# Start of Records to use

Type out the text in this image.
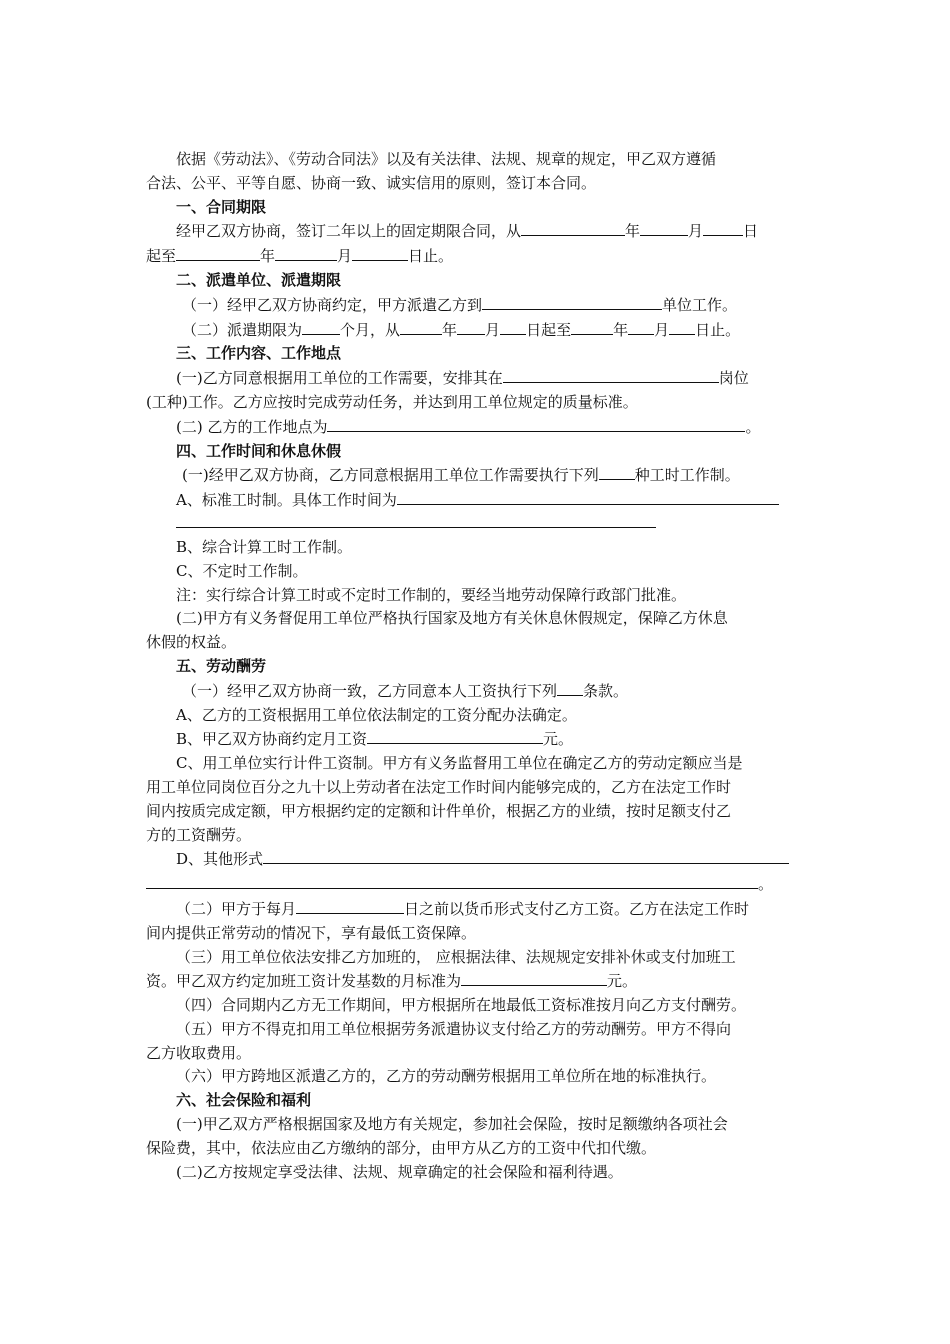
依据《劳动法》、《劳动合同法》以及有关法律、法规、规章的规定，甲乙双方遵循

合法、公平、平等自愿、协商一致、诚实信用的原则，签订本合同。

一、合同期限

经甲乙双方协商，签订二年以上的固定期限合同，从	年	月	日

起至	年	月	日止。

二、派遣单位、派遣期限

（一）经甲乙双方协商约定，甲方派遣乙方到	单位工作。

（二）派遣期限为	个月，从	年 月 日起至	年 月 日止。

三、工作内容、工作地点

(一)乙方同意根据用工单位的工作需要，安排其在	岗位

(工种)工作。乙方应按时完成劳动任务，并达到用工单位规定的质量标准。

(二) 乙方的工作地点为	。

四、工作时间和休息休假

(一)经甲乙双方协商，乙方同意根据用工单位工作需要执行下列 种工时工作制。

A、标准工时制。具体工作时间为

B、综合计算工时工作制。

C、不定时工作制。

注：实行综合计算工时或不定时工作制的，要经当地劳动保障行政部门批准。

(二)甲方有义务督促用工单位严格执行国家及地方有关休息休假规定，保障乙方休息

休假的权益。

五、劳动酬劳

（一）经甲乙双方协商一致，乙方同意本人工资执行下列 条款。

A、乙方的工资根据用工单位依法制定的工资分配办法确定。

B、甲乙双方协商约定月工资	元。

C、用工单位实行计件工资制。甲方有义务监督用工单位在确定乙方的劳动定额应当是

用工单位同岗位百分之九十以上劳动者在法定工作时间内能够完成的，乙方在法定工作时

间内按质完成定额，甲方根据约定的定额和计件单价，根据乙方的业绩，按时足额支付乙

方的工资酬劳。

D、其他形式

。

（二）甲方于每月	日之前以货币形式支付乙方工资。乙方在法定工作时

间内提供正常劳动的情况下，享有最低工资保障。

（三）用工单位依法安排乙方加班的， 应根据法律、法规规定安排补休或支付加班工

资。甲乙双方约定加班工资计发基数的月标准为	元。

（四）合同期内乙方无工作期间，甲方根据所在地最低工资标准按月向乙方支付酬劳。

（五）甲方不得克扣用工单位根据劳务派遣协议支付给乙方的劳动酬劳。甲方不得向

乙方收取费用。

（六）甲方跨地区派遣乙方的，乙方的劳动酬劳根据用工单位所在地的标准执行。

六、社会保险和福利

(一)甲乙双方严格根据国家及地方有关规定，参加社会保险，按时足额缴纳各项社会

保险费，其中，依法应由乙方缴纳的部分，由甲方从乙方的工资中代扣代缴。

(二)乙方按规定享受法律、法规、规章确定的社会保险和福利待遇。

# End of Records to use

(Short exercise):
Establish how many lines of the material above hold the word "乙方在法定工作时". Nothing but the count should be returned.

(Exercise solution):
2